[Task statement]
Answer with one number: the count of lines in this material that hold the word "JSON".
START Raw records
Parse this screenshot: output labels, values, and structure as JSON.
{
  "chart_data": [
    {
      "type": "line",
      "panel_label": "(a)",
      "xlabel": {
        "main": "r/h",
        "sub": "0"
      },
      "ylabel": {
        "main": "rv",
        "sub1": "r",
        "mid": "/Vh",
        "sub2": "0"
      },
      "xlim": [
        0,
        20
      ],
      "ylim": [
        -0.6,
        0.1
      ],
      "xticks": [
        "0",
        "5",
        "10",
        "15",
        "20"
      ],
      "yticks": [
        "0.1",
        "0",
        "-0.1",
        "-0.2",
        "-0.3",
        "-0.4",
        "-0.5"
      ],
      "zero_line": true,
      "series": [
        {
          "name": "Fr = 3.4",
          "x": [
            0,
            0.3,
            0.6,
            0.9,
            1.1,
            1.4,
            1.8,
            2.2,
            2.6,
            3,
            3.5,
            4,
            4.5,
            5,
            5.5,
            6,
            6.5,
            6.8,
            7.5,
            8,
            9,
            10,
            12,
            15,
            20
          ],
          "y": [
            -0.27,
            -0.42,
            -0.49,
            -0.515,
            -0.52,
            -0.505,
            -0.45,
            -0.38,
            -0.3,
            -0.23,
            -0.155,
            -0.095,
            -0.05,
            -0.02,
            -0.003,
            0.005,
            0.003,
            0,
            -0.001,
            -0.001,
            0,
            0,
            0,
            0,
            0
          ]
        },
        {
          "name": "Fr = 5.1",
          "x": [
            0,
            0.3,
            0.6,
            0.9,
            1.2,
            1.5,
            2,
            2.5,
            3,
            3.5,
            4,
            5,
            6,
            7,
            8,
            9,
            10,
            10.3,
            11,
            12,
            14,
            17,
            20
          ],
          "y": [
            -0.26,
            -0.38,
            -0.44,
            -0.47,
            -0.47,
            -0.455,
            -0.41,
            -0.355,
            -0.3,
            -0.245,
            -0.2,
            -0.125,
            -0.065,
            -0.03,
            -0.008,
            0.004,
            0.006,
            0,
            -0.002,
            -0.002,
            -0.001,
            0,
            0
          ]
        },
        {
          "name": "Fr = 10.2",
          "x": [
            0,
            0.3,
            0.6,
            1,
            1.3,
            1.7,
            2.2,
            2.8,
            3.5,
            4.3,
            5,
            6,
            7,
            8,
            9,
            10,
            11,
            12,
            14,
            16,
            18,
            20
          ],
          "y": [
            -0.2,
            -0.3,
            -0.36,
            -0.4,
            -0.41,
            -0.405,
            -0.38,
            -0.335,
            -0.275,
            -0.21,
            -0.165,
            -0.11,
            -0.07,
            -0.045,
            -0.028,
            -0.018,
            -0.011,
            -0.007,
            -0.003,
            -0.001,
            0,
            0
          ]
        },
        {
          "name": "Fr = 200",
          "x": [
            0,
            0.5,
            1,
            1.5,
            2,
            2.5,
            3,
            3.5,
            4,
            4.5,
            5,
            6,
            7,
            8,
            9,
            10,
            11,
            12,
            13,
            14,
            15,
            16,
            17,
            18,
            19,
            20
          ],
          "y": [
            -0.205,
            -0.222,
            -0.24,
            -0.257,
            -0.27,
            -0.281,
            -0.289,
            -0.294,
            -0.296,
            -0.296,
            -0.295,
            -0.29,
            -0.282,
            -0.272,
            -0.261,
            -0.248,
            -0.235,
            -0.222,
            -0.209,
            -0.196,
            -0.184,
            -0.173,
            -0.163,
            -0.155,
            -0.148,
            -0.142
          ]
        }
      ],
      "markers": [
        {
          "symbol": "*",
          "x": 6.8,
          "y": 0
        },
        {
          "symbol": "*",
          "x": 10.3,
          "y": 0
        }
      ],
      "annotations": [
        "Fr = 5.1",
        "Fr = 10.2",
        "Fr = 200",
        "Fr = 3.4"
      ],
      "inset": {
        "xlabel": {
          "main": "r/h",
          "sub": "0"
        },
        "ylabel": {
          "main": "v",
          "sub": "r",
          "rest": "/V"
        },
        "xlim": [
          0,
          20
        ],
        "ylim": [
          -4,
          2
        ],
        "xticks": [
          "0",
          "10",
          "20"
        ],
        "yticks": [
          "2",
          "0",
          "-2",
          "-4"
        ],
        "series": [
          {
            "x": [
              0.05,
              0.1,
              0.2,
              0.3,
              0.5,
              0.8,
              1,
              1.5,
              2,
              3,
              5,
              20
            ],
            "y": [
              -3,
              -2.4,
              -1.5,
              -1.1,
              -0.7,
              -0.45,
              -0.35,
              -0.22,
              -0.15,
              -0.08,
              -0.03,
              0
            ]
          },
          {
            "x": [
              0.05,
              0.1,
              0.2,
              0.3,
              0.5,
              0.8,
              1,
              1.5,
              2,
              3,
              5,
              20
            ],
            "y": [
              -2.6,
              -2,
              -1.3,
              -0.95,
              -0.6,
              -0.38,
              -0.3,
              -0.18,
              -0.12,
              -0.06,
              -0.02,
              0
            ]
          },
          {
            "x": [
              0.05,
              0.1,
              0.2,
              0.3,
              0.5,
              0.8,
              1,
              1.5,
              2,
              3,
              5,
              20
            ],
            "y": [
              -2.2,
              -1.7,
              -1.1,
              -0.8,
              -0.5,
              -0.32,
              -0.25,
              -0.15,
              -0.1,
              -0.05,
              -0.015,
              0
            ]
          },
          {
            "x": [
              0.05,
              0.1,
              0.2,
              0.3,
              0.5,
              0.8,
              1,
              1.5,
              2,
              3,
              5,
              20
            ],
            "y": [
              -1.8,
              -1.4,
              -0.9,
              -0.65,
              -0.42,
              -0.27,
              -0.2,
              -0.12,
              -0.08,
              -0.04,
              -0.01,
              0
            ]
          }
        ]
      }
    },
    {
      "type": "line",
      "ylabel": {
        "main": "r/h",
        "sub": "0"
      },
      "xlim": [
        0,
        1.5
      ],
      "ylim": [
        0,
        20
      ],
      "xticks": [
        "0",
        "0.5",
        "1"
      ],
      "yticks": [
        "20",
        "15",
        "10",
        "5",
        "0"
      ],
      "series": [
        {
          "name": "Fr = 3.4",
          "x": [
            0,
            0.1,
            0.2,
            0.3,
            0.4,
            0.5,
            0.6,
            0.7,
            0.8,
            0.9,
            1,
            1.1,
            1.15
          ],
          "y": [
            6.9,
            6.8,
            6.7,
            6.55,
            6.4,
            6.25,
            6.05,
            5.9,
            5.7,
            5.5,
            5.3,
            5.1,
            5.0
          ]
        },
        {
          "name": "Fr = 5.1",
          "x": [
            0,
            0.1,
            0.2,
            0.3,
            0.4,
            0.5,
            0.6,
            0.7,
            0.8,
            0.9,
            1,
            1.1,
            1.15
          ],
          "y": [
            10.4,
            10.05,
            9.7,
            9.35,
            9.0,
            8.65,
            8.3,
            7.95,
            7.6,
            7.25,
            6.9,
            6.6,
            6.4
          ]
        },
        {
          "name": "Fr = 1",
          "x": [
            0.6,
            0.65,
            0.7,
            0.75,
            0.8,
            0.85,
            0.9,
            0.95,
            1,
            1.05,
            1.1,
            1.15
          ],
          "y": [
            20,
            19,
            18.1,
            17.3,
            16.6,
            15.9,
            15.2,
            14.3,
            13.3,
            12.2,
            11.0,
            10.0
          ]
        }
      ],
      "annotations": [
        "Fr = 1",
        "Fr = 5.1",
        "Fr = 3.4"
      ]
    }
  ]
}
END Raw records
START Raw records
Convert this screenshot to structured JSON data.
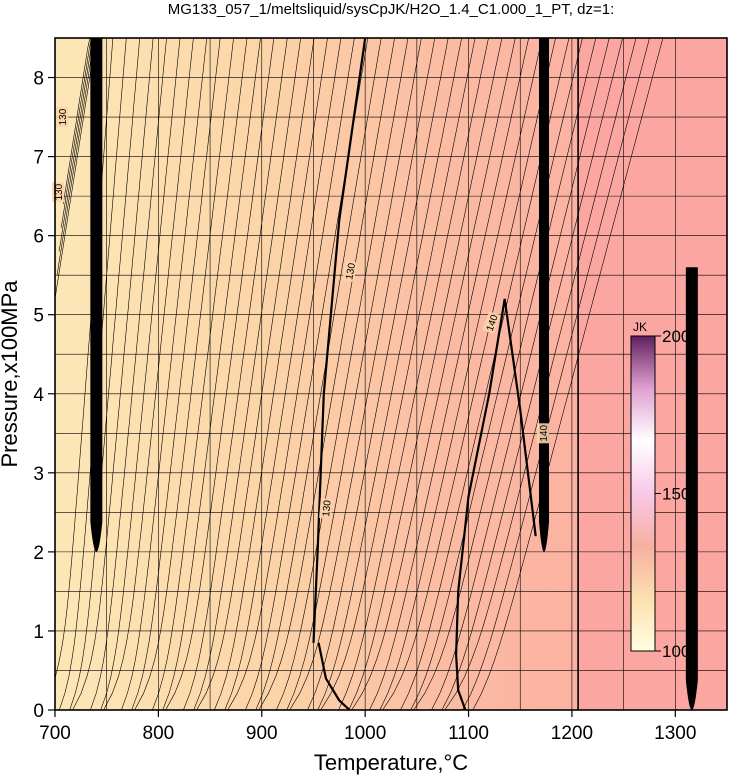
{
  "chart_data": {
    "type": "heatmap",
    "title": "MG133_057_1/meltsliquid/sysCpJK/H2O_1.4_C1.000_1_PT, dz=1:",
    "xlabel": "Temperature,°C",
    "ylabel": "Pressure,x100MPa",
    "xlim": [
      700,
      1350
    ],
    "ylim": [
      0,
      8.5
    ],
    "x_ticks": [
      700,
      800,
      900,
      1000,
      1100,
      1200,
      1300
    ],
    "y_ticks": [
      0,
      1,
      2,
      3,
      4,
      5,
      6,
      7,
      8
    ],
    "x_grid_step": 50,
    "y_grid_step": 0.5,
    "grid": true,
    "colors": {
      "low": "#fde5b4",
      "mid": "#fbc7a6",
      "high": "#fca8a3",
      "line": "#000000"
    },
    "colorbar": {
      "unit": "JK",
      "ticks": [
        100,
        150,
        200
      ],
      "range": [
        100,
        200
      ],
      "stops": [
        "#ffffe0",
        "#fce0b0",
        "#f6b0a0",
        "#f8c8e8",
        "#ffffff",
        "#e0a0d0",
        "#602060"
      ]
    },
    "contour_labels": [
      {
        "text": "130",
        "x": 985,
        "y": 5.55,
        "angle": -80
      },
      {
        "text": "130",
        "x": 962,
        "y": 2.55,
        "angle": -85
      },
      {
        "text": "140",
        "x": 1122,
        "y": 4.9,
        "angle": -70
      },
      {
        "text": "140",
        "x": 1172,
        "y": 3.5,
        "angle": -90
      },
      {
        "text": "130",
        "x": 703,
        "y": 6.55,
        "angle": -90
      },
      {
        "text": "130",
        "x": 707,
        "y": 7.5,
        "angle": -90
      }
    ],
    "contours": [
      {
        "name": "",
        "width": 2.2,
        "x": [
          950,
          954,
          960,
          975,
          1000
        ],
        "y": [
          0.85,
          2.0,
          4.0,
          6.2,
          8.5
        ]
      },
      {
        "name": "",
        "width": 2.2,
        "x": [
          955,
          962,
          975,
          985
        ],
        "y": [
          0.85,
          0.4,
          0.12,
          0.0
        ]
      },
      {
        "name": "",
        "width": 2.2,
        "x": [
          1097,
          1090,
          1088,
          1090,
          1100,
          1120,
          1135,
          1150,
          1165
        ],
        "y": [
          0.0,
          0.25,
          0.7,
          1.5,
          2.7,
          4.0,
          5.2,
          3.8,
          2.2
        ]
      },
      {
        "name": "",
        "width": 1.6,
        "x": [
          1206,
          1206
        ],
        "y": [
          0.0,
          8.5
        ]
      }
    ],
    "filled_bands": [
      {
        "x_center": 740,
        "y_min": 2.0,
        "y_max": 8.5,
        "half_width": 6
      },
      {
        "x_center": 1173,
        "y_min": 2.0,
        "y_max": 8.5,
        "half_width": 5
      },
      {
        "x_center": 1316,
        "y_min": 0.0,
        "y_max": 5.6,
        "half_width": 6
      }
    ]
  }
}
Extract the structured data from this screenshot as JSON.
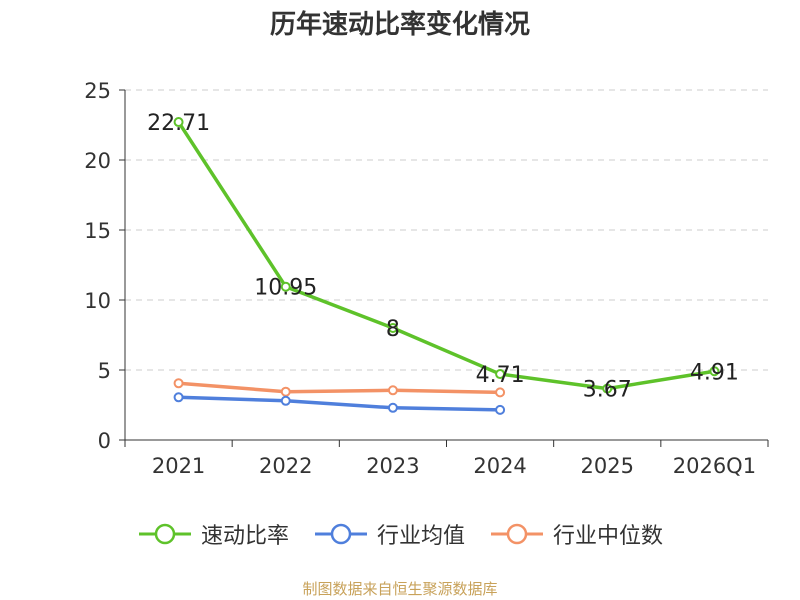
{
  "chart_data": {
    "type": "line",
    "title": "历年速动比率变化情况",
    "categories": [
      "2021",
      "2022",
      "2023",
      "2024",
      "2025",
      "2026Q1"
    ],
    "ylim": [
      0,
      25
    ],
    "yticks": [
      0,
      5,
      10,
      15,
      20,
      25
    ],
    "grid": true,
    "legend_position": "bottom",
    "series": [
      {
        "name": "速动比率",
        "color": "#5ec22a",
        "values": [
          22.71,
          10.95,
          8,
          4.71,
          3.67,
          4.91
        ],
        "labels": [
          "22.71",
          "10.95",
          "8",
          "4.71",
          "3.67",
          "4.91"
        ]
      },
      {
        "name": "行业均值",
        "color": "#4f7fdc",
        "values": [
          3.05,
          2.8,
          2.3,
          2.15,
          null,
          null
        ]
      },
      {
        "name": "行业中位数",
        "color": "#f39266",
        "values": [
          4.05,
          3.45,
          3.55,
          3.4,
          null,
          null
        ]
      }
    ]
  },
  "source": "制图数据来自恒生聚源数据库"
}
END Raw records
[Final result]
3